Render every line of the records that follow as an item in a numbered list, leaving out any blank lines.

● Given entries
## Start

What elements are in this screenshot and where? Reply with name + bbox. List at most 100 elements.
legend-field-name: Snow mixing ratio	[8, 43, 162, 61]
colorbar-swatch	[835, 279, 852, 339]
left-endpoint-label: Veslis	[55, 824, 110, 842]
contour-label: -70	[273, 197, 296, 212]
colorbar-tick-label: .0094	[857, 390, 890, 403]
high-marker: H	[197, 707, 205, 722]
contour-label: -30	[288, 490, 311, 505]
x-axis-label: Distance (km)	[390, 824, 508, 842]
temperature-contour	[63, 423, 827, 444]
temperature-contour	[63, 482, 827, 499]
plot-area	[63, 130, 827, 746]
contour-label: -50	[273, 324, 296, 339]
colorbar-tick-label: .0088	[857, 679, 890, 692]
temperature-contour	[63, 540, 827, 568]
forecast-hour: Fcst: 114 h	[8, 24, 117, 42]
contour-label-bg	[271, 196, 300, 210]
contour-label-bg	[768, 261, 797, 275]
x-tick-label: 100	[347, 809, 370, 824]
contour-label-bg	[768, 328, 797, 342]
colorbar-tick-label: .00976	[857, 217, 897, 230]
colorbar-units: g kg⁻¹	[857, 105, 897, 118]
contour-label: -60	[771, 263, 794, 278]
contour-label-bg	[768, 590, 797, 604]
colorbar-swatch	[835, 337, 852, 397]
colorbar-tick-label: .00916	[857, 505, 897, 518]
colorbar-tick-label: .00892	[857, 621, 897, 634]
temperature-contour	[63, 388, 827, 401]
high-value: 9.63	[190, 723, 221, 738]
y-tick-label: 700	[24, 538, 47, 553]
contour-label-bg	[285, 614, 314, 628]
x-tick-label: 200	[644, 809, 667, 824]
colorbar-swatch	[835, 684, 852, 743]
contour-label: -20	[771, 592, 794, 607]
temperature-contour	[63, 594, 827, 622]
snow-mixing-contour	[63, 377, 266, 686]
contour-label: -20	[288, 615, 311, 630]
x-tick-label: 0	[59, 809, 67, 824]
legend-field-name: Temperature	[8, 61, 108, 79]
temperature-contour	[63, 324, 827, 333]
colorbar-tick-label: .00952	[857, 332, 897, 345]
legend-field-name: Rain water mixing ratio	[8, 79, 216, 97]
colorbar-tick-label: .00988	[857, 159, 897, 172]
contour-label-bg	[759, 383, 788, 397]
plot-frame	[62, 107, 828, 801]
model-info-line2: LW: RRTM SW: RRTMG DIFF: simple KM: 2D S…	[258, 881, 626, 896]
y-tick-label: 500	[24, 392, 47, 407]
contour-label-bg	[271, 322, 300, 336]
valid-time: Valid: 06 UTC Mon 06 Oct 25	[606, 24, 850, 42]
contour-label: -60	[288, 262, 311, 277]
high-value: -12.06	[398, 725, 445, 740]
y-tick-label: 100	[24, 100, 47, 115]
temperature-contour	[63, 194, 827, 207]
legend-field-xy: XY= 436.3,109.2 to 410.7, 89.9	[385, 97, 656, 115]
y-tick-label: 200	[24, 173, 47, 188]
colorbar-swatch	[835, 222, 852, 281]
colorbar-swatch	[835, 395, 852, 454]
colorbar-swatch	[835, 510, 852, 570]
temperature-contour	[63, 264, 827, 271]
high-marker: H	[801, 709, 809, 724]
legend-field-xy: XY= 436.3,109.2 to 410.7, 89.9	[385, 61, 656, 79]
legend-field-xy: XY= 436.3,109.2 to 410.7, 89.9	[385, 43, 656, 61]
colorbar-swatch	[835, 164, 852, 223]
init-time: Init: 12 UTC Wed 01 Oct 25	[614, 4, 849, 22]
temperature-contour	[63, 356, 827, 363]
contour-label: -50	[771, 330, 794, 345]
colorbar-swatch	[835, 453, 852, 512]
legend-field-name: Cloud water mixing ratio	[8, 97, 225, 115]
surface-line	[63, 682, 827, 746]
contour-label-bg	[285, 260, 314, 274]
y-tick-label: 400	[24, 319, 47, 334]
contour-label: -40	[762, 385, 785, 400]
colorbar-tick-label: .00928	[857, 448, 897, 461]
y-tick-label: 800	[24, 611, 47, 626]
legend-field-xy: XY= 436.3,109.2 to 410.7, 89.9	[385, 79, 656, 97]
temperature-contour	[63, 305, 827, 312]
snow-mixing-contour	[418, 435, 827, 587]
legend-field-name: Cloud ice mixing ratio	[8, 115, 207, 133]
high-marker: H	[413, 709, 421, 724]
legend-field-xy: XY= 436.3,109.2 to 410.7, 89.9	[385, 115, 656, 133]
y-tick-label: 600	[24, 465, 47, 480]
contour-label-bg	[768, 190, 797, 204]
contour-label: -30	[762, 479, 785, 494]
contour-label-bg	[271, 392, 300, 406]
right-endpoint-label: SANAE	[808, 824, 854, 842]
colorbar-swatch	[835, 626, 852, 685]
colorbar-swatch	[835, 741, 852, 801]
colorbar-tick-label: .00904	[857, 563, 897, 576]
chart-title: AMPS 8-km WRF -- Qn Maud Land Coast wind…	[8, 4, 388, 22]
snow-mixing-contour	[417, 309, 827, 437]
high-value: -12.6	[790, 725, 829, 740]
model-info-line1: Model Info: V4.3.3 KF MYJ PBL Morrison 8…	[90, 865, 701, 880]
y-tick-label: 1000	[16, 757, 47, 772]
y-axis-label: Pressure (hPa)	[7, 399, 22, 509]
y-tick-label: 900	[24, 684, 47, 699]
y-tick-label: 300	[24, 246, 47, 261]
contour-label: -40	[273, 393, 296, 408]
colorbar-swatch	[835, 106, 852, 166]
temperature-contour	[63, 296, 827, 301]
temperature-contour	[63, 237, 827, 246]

## End

● Correct response
1. What elements are in this screenshot and where? Reply with name + bbox. List at most 100 elements.
2. legend-field-name: Snow mixing ratio	[8, 43, 162, 61]
3. colorbar-swatch	[835, 279, 852, 339]
4. left-endpoint-label: Veslis	[55, 824, 110, 842]
5. contour-label: -70	[273, 197, 296, 212]
6. colorbar-tick-label: .0094	[857, 390, 890, 403]
7. high-marker: H	[197, 707, 205, 722]
8. contour-label: -30	[288, 490, 311, 505]
9. x-axis-label: Distance (km)	[390, 824, 508, 842]
10. temperature-contour	[63, 423, 827, 444]
11. temperature-contour	[63, 482, 827, 499]
12. plot-area	[63, 130, 827, 746]
13. contour-label: -50	[273, 324, 296, 339]
14. colorbar-tick-label: .0088	[857, 679, 890, 692]
15. temperature-contour	[63, 540, 827, 568]
16. forecast-hour: Fcst: 114 h	[8, 24, 117, 42]
17. contour-label-bg	[271, 196, 300, 210]
18. contour-label-bg	[768, 261, 797, 275]
19. x-tick-label: 100	[347, 809, 370, 824]
20. contour-label-bg	[768, 328, 797, 342]
21. colorbar-tick-label: .00976	[857, 217, 897, 230]
22. colorbar-units: g kg⁻¹	[857, 105, 897, 118]
23. contour-label: -60	[771, 263, 794, 278]
24. contour-label-bg	[768, 590, 797, 604]
25. colorbar-swatch	[835, 337, 852, 397]
26. colorbar-tick-label: .00916	[857, 505, 897, 518]
27. colorbar-tick-label: .00892	[857, 621, 897, 634]
28. temperature-contour	[63, 388, 827, 401]
29. high-value: 9.63	[190, 723, 221, 738]
30. y-tick-label: 700	[24, 538, 47, 553]
31. contour-label-bg	[285, 614, 314, 628]
32. x-tick-label: 200	[644, 809, 667, 824]
33. colorbar-swatch	[835, 684, 852, 743]
34. contour-label: -20	[771, 592, 794, 607]
35. temperature-contour	[63, 594, 827, 622]
36. snow-mixing-contour	[63, 377, 266, 686]
37. contour-label: -20	[288, 615, 311, 630]
38. x-tick-label: 0	[59, 809, 67, 824]
39. legend-field-name: Temperature	[8, 61, 108, 79]
40. temperature-contour	[63, 324, 827, 333]
41. colorbar-tick-label: .00952	[857, 332, 897, 345]
42. legend-field-name: Rain water mixing ratio	[8, 79, 216, 97]
43. colorbar-tick-label: .00988	[857, 159, 897, 172]
44. contour-label-bg	[759, 383, 788, 397]
45. plot-frame	[62, 107, 828, 801]
46. model-info-line2: LW: RRTM SW: RRTMG DIFF: simple KM: 2D S…	[258, 881, 626, 896]
47. y-tick-label: 500	[24, 392, 47, 407]
48. contour-label-bg	[271, 322, 300, 336]
49. valid-time: Valid: 06 UTC Mon 06 Oct 25	[606, 24, 850, 42]
50. contour-label: -60	[288, 262, 311, 277]
51. high-value: -12.06	[398, 725, 445, 740]
52. y-tick-label: 100	[24, 100, 47, 115]
53. temperature-contour	[63, 194, 827, 207]
54. legend-field-xy: XY= 436.3,109.2 to 410.7, 89.9	[385, 97, 656, 115]
55. y-tick-label: 200	[24, 173, 47, 188]
56. colorbar-swatch	[835, 222, 852, 281]
57. colorbar-swatch	[835, 395, 852, 454]
58. colorbar-swatch	[835, 510, 852, 570]
59. temperature-contour	[63, 264, 827, 271]
60. high-marker: H	[801, 709, 809, 724]
61. legend-field-xy: XY= 436.3,109.2 to 410.7, 89.9	[385, 61, 656, 79]
62. legend-field-xy: XY= 436.3,109.2 to 410.7, 89.9	[385, 43, 656, 61]
63. colorbar-swatch	[835, 164, 852, 223]
64. init-time: Init: 12 UTC Wed 01 Oct 25	[614, 4, 849, 22]
65. temperature-contour	[63, 356, 827, 363]
66. contour-label: -50	[771, 330, 794, 345]
67. colorbar-swatch	[835, 453, 852, 512]
68. legend-field-name: Cloud water mixing ratio	[8, 97, 225, 115]
69. surface-line	[63, 682, 827, 746]
70. contour-label-bg	[285, 260, 314, 274]
71. y-tick-label: 400	[24, 319, 47, 334]
72. contour-label: -40	[762, 385, 785, 400]
73. colorbar-tick-label: .00928	[857, 448, 897, 461]
74. y-tick-label: 800	[24, 611, 47, 626]
75. legend-field-xy: XY= 436.3,109.2 to 410.7, 89.9	[385, 79, 656, 97]
76. temperature-contour	[63, 305, 827, 312]
77. snow-mixing-contour	[418, 435, 827, 587]
78. legend-field-name: Cloud ice mixing ratio	[8, 115, 207, 133]
79. high-marker: H	[413, 709, 421, 724]
80. legend-field-xy: XY= 436.3,109.2 to 410.7, 89.9	[385, 115, 656, 133]
81. y-tick-label: 600	[24, 465, 47, 480]
82. contour-label-bg	[768, 190, 797, 204]
83. contour-label: -30	[762, 479, 785, 494]
84. contour-label-bg	[271, 392, 300, 406]
85. right-endpoint-label: SANAE	[808, 824, 854, 842]
86. colorbar-swatch	[835, 626, 852, 685]
87. colorbar-swatch	[835, 741, 852, 801]
88. colorbar-tick-label: .00904	[857, 563, 897, 576]
89. chart-title: AMPS 8-km WRF -- Qn Maud Land Coast wind…	[8, 4, 388, 22]
90. snow-mixing-contour	[417, 309, 827, 437]
91. high-value: -12.6	[790, 725, 829, 740]
92. model-info-line1: Model Info: V4.3.3 KF MYJ PBL Morrison 8…	[90, 865, 701, 880]
93. y-tick-label: 1000	[16, 757, 47, 772]
94. y-axis-label: Pressure (hPa)	[7, 399, 22, 509]
95. y-tick-label: 900	[24, 684, 47, 699]
96. y-tick-label: 300	[24, 246, 47, 261]
97. contour-label: -40	[273, 393, 296, 408]
98. colorbar-swatch	[835, 106, 852, 166]
99. temperature-contour	[63, 296, 827, 301]
100. temperature-contour	[63, 237, 827, 246]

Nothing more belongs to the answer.